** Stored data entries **
## BEGIN

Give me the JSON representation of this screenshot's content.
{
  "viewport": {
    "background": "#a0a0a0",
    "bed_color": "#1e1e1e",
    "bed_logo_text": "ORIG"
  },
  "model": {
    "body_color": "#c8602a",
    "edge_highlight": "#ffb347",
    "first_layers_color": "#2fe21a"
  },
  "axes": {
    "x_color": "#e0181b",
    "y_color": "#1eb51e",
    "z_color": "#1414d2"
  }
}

## END

** TASK DESCRIPTION **
Give the listing above again, word for word.

** ANSWER TO THE TASK **
Give me the JSON representation of this screenshot's content.
{
  "viewport": {
    "background": "#a0a0a0",
    "bed_color": "#1e1e1e",
    "bed_logo_text": "ORIG"
  },
  "model": {
    "body_color": "#c8602a",
    "edge_highlight": "#ffb347",
    "first_layers_color": "#2fe21a"
  },
  "axes": {
    "x_color": "#e0181b",
    "y_color": "#1eb51e",
    "z_color": "#1414d2"
  }
}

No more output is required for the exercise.